◆ **Problem requirements**:
Which lines in the material below contain the word "green"? Copy each of them.

☆ ☆ ☆ ☆ ☆

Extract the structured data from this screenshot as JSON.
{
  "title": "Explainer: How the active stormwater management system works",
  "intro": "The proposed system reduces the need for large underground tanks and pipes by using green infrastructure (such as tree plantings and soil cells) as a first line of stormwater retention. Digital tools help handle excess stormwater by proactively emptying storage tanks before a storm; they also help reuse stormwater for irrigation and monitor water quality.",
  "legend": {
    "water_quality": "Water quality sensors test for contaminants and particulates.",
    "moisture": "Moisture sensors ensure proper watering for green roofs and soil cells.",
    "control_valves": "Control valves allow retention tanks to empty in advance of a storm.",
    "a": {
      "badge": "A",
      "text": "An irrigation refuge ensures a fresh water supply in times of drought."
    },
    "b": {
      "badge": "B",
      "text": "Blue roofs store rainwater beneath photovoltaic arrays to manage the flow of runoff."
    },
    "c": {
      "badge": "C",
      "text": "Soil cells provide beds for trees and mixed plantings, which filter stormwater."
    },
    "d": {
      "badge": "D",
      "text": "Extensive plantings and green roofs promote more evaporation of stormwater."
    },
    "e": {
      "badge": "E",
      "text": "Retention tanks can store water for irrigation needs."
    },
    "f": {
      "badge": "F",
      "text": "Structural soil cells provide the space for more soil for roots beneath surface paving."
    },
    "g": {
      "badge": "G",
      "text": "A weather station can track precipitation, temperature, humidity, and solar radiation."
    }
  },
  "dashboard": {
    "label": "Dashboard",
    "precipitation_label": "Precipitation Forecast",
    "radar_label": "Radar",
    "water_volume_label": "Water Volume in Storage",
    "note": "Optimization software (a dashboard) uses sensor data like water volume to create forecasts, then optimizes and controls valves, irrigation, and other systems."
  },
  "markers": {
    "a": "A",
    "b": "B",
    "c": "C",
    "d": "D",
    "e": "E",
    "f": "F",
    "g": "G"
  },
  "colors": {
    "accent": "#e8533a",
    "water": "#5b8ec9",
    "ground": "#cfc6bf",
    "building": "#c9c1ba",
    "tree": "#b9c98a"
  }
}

☆ ☆ ☆ ☆ ☆

◆ **Solution for this problem**:
  "intro": "The proposed system reduces the need for large underground tanks and pipes by using green infrastructure (such as tree plantings and soil cells) as a first line of stormwater retention. Digital tools help handle excess stormwater by proactively emptying storage tanks before a storm; they also help reuse stormwater for irrigation and monitor water quality.",
    "moisture": "Moisture sensors ensure proper watering for green roofs and soil cells.",
      "text": "Extensive plantings and green roofs promote more evaporation of stormwater."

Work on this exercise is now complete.